• Written exercise: Print out each entry below exactly, please.

• Listed records:
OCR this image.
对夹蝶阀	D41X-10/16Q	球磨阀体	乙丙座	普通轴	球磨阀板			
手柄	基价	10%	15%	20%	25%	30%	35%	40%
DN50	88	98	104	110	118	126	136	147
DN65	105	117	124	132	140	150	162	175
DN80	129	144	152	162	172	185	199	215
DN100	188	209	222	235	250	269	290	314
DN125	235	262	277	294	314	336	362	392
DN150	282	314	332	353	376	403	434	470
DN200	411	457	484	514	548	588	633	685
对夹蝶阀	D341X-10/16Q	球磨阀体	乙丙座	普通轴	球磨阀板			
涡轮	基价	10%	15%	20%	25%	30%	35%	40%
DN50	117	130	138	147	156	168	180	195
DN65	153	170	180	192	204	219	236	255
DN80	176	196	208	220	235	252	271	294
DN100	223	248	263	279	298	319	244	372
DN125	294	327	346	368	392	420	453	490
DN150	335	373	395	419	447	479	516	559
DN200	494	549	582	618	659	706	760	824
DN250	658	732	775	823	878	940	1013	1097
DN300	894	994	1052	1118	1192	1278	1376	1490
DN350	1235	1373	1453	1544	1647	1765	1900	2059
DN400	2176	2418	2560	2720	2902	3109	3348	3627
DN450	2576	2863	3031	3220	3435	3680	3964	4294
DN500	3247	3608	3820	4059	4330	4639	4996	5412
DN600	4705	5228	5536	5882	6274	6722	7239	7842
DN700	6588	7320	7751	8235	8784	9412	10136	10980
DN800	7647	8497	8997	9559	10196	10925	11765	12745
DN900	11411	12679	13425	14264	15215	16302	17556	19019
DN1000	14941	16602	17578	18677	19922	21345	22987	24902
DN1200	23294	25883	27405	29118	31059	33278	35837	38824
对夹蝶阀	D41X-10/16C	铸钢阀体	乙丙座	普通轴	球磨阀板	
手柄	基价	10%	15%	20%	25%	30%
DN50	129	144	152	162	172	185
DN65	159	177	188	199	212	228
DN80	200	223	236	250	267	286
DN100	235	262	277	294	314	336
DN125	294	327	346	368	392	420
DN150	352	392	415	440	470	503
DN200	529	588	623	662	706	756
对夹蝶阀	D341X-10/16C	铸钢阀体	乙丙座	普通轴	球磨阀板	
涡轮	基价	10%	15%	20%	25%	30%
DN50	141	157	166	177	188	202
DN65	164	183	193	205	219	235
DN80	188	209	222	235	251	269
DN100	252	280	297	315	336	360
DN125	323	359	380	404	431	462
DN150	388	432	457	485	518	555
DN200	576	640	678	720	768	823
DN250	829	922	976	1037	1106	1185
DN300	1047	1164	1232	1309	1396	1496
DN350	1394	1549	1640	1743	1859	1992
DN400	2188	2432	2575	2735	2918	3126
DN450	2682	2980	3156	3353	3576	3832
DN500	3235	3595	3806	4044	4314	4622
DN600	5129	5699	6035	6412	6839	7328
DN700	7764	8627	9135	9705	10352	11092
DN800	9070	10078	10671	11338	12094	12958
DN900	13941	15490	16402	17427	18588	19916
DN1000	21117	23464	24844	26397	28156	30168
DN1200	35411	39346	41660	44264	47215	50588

• Correct response:
OCR this image.
对夹蝶阀	D41X-10/16Q	球磨阀体	乙丙座	普通轴	球磨阀板			
手柄	基价	10%	15%	20%	25%	30%	35%	40%
DN50	88	98	104	110	118	126	136	147
DN65	105	117	124	132	140	150	162	175
DN80	129	144	152	162	172	185	199	215
DN100	188	209	222	235	250	269	290	314
DN125	235	262	277	294	314	336	362	392
DN150	282	314	332	353	376	403	434	470
DN200	411	457	484	514	548	588	633	685
对夹蝶阀	D341X-10/16Q	球磨阀体	乙丙座	普通轴	球磨阀板			
涡轮	基价	10%	15%	20%	25%	30%	35%	40%
DN50	117	130	138	147	156	168	180	195
DN65	153	170	180	192	204	219	236	255
DN80	176	196	208	220	235	252	271	294
DN100	223	248	263	279	298	319	244	372
DN125	294	327	346	368	392	420	453	490
DN150	335	373	395	419	447	479	516	559
DN200	494	549	582	618	659	706	760	824
DN250	658	732	775	823	878	940	1013	1097
DN300	894	994	1052	1118	1192	1278	1376	1490
DN350	1235	1373	1453	1544	1647	1765	1900	2059
DN400	2176	2418	2560	2720	2902	3109	3348	3627
DN450	2576	2863	3031	3220	3435	3680	3964	4294
DN500	3247	3608	3820	4059	4330	4639	4996	5412
DN600	4705	5228	5536	5882	6274	6722	7239	7842
DN700	6588	7320	7751	8235	8784	9412	10136	10980
DN800	7647	8497	8997	9559	10196	10925	11765	12745
DN900	11411	12679	13425	14264	15215	16302	17556	19019
DN1000	14941	16602	17578	18677	19922	21345	22987	24902
DN1200	23294	25883	27405	29118	31059	33278	35837	38824
对夹蝶阀	D41X-10/16C	铸钢阀体	乙丙座	普通轴	球磨阀板	
手柄	基价	10%	15%	20%	25%	30%
DN50	129	144	152	162	172	185
DN65	159	177	188	199	212	228
DN80	200	223	236	250	267	286
DN100	235	262	277	294	314	336
DN125	294	327	346	368	392	420
DN150	352	392	415	440	470	503
DN200	529	588	623	662	706	756
对夹蝶阀	D341X-10/16C	铸钢阀体	乙丙座	普通轴	球磨阀板	
涡轮	基价	10%	15%	20%	25%	30%
DN50	141	157	166	177	188	202
DN65	164	183	193	205	219	235
DN80	188	209	222	235	251	269
DN100	252	280	297	315	336	360
DN125	323	359	380	404	431	462
DN150	388	432	457	485	518	555
DN200	576	640	678	720	768	823
DN250	829	922	976	1037	1106	1185
DN300	1047	1164	1232	1309	1396	1496
DN350	1394	1549	1640	1743	1859	1992
DN400	2188	2432	2575	2735	2918	3126
DN450	2682	2980	3156	3353	3576	3832
DN500	3235	3595	3806	4044	4314	4622
DN600	5129	5699	6035	6412	6839	7328
DN700	7764	8627	9135	9705	10352	11092
DN800	9070	10078	10671	11338	12094	12958
DN900	13941	15490	16402	17427	18588	19916
DN1000	21117	23464	24844	26397	28156	30168
DN1200	35411	39346	41660	44264	47215	50588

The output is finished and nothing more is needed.